Excerpts from a layout annotation set:

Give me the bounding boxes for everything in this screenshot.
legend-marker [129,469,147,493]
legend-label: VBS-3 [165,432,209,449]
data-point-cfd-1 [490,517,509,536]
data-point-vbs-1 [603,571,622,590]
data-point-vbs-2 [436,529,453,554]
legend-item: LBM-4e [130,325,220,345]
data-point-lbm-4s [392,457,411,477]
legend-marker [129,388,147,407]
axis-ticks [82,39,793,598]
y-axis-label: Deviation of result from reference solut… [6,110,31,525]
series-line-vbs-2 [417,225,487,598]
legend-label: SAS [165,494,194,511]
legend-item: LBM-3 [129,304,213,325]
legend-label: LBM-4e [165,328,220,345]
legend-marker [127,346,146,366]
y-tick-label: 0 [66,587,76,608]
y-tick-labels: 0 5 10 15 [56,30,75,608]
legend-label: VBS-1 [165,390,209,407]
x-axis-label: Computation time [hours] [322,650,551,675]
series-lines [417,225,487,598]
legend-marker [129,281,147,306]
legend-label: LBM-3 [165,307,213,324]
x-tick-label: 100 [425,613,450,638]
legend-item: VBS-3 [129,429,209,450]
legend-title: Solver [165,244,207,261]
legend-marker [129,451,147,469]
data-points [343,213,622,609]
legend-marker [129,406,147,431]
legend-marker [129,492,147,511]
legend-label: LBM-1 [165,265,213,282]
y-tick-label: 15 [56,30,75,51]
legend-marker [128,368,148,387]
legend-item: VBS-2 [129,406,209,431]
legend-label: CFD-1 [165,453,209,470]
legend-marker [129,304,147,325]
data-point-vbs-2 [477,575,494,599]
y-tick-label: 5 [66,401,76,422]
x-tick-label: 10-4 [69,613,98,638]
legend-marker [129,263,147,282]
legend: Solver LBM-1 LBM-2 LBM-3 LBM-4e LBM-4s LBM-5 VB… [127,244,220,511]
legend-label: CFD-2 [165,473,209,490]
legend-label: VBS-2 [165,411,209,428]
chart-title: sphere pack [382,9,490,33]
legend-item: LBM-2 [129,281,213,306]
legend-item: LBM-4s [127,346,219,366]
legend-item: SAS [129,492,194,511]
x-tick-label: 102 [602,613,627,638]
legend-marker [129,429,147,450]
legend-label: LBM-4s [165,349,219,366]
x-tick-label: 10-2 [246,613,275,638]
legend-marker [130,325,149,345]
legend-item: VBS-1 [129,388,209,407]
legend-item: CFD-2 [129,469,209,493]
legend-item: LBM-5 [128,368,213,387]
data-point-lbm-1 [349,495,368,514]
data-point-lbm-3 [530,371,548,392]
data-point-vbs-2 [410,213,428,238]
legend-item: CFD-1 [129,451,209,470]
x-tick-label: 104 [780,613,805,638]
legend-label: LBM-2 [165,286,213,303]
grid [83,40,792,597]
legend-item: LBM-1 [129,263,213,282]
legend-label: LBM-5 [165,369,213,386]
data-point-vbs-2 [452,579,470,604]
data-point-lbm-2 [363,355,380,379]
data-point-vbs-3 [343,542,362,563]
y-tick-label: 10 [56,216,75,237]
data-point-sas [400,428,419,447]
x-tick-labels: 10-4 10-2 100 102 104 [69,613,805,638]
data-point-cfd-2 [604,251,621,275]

#### What to produce
Pull out every line of the rows above and copy each one without any change.

#### Complete response
Give me the bounding boxes for everything in this screenshot.
legend-marker [129,469,147,493]
legend-label: VBS-3 [165,432,209,449]
data-point-cfd-1 [490,517,509,536]
data-point-vbs-1 [603,571,622,590]
data-point-vbs-2 [436,529,453,554]
legend-item: LBM-4e [130,325,220,345]
data-point-lbm-4s [392,457,411,477]
legend-marker [129,388,147,407]
axis-ticks [82,39,793,598]
y-axis-label: Deviation of result from reference solut… [6,110,31,525]
series-line-vbs-2 [417,225,487,598]
legend-label: SAS [165,494,194,511]
legend-item: LBM-3 [129,304,213,325]
legend-label: LBM-4e [165,328,220,345]
legend-marker [127,346,146,366]
y-tick-label: 0 [66,587,76,608]
y-tick-labels: 0 5 10 15 [56,30,75,608]
legend-label: VBS-1 [165,390,209,407]
x-axis-label: Computation time [hours] [322,650,551,675]
series-lines [417,225,487,598]
legend-marker [129,281,147,306]
legend-label: LBM-3 [165,307,213,324]
x-tick-label: 100 [425,613,450,638]
legend-item: VBS-3 [129,429,209,450]
legend-title: Solver [165,244,207,261]
legend-marker [129,451,147,469]
data-points [343,213,622,609]
legend-marker [129,406,147,431]
legend-marker [129,492,147,511]
legend-label: LBM-1 [165,265,213,282]
y-tick-label: 15 [56,30,75,51]
legend-marker [128,368,148,387]
legend-item: VBS-2 [129,406,209,431]
legend-label: CFD-1 [165,453,209,470]
legend-marker [129,304,147,325]
data-point-vbs-2 [477,575,494,599]
y-tick-label: 5 [66,401,76,422]
x-tick-label: 10-4 [69,613,98,638]
legend-marker [129,263,147,282]
legend: Solver LBM-1 LBM-2 LBM-3 LBM-4e LBM-4s LBM-5 VB… [127,244,220,511]
legend-label: CFD-2 [165,473,209,490]
legend-label: VBS-2 [165,411,209,428]
chart-title: sphere pack [382,9,490,33]
legend-item: LBM-2 [129,281,213,306]
legend-item: LBM-4s [127,346,219,366]
legend-item: SAS [129,492,194,511]
x-tick-label: 102 [602,613,627,638]
legend-marker [129,429,147,450]
legend-label: LBM-4s [165,349,219,366]
x-tick-label: 10-2 [246,613,275,638]
legend-marker [130,325,149,345]
legend-item: VBS-1 [129,388,209,407]
legend-item: CFD-2 [129,469,209,493]
legend-item: LBM-5 [128,368,213,387]
data-point-lbm-1 [349,495,368,514]
data-point-lbm-3 [530,371,548,392]
data-point-vbs-2 [410,213,428,238]
legend-item: CFD-1 [129,451,209,470]
x-tick-label: 104 [780,613,805,638]
legend-label: LBM-2 [165,286,213,303]
grid [83,40,792,597]
legend-item: LBM-1 [129,263,213,282]
legend-label: LBM-5 [165,369,213,386]
data-point-vbs-2 [452,579,470,604]
data-point-lbm-2 [363,355,380,379]
data-point-vbs-3 [343,542,362,563]
y-tick-label: 10 [56,216,75,237]
data-point-sas [400,428,419,447]
x-tick-labels: 10-4 10-2 100 102 104 [69,613,805,638]
data-point-cfd-2 [604,251,621,275]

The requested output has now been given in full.